> EXERCISE REQUIREMENTS
Find the string "коробки" in the records. Copy every line it appears in.

> ROWS
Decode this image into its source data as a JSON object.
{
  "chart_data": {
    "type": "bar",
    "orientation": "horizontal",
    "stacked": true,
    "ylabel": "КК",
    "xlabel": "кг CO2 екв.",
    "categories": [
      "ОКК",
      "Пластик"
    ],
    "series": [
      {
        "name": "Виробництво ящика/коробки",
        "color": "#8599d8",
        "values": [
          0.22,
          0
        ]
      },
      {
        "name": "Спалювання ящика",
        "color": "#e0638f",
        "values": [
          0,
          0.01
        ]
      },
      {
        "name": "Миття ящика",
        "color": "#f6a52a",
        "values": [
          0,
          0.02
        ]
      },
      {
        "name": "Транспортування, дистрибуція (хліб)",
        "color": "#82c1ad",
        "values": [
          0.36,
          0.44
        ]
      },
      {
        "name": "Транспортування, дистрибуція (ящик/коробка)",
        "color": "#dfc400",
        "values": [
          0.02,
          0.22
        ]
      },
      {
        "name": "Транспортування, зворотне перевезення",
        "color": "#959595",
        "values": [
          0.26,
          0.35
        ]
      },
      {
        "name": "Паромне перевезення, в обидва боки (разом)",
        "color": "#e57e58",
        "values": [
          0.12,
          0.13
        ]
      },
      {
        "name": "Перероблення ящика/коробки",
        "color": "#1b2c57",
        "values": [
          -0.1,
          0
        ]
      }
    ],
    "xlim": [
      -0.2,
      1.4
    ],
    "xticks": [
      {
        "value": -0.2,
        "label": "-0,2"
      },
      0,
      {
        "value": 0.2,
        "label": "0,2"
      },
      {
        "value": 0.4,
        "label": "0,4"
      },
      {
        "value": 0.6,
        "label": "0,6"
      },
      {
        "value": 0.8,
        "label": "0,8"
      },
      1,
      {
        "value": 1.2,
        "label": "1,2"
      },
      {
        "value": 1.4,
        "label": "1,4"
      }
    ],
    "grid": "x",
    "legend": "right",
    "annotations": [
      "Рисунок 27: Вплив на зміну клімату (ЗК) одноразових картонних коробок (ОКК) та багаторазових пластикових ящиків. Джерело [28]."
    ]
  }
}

--

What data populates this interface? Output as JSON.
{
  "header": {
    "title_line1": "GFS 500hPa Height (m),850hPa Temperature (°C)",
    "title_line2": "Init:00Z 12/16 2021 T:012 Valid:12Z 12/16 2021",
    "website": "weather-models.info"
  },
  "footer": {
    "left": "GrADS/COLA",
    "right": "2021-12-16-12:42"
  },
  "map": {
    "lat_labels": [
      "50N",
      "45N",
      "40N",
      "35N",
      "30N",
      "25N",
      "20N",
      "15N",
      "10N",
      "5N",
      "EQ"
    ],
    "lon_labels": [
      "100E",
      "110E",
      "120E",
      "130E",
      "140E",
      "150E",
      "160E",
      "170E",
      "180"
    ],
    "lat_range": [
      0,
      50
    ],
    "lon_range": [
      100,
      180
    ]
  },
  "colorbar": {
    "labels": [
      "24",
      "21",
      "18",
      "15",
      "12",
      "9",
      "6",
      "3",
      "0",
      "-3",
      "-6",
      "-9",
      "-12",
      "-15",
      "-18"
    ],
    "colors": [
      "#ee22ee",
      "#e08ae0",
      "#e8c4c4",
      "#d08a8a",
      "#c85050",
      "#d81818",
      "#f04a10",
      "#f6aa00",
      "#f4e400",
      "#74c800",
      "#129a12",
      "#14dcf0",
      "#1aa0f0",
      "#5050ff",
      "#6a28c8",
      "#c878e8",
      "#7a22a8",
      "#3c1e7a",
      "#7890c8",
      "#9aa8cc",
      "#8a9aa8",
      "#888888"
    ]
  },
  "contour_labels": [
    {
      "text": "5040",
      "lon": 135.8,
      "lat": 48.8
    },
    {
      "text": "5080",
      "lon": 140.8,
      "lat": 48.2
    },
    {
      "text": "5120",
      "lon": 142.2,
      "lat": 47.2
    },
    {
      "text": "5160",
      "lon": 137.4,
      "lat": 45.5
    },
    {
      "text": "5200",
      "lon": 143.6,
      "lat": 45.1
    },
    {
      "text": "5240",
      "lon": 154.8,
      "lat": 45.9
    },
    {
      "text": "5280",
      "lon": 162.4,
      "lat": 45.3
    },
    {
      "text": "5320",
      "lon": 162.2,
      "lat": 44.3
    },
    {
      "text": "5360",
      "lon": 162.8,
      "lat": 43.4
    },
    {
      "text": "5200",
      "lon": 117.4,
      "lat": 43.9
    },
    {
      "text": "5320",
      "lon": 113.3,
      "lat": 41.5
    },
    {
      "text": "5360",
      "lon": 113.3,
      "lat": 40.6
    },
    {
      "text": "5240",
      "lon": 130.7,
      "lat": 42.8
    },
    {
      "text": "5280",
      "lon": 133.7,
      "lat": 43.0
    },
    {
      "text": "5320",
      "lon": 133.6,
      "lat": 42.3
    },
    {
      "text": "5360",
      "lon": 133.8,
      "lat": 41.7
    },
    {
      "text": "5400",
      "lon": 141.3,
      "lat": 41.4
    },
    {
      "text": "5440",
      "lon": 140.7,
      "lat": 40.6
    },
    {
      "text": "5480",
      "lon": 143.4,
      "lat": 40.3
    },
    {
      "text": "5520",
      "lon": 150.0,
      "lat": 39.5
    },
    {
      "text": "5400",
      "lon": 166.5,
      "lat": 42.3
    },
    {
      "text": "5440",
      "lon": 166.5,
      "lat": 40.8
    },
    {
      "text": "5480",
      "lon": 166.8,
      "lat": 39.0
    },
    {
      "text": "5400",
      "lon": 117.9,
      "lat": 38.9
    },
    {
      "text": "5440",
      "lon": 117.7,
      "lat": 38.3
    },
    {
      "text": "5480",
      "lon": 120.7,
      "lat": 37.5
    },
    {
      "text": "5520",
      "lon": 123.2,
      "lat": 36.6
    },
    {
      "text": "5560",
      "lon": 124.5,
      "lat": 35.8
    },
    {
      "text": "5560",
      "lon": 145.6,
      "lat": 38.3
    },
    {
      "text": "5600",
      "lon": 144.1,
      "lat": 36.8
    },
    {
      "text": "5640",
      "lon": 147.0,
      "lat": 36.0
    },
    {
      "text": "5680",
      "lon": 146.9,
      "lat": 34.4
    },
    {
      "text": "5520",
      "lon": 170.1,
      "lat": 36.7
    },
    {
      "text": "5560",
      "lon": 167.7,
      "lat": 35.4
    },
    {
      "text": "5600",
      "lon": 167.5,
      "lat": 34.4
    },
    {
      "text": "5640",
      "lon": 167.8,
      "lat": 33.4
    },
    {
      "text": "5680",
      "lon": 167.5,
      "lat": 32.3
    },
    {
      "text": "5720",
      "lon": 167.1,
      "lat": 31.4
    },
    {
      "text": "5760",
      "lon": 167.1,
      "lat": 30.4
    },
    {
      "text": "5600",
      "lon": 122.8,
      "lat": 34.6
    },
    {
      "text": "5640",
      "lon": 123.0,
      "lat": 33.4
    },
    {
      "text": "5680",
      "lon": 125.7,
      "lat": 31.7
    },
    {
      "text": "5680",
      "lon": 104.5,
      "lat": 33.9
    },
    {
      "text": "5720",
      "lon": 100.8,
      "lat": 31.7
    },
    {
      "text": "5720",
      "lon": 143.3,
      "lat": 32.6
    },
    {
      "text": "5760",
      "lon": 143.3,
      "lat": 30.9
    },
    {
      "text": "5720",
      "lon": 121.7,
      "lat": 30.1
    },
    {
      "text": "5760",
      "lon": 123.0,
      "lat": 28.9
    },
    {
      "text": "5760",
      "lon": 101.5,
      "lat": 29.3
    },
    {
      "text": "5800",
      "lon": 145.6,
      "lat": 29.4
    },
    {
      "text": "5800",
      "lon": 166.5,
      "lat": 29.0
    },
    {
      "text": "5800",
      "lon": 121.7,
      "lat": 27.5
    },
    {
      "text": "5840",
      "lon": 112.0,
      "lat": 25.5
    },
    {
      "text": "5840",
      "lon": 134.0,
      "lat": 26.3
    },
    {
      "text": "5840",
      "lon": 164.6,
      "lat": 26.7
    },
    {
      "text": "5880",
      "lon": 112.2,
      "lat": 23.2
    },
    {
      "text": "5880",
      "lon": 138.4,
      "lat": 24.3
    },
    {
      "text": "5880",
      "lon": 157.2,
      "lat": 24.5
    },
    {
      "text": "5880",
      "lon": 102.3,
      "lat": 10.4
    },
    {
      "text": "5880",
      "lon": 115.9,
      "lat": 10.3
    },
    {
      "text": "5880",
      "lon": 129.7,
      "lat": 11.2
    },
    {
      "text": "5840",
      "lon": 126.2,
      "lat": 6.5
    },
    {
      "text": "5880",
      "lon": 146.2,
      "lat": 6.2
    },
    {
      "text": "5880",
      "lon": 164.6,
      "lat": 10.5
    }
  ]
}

> FULL OUTPUT
        "name": "Виробництво ящика/коробки",
        "name": "Перероблення ящика/коробки",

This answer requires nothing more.